[Material provided]
- - - - -
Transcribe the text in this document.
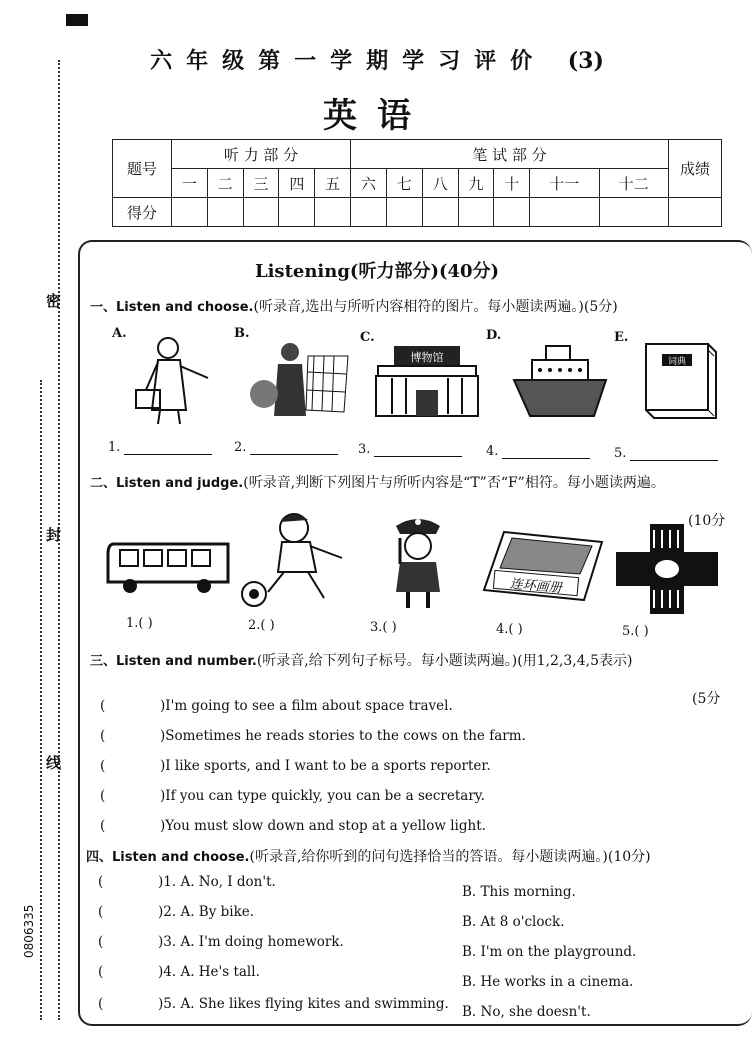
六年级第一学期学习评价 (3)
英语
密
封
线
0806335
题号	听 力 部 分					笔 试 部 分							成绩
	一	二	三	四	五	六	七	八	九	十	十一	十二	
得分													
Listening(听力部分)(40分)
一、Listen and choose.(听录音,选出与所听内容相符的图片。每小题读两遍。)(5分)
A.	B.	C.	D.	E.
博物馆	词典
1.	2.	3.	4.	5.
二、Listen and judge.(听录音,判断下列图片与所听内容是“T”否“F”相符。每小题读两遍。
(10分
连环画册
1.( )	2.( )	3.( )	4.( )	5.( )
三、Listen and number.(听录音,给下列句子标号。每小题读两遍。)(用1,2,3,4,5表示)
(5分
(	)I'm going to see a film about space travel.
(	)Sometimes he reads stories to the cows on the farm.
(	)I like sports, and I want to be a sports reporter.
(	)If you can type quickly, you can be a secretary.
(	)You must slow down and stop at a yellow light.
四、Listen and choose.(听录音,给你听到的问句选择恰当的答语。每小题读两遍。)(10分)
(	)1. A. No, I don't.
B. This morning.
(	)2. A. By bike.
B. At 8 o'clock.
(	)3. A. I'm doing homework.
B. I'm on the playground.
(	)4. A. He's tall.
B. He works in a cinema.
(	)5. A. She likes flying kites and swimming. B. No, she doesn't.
- - - - -
Look through the data above. Find each line with the string "每小题读两遍" and copy it.

一、Listen and choose.(听录音,选出与所听内容相符的图片。每小题读两遍。)(5分)
二、Listen and judge.(听录音,判断下列图片与所听内容是“T”否“F”相符。每小题读两遍。
三、Listen and number.(听录音,给下列句子标号。每小题读两遍。)(用1,2,3,4,5表示)
四、Listen and choose.(听录音,给你听到的问句选择恰当的答语。每小题读两遍。)(10分)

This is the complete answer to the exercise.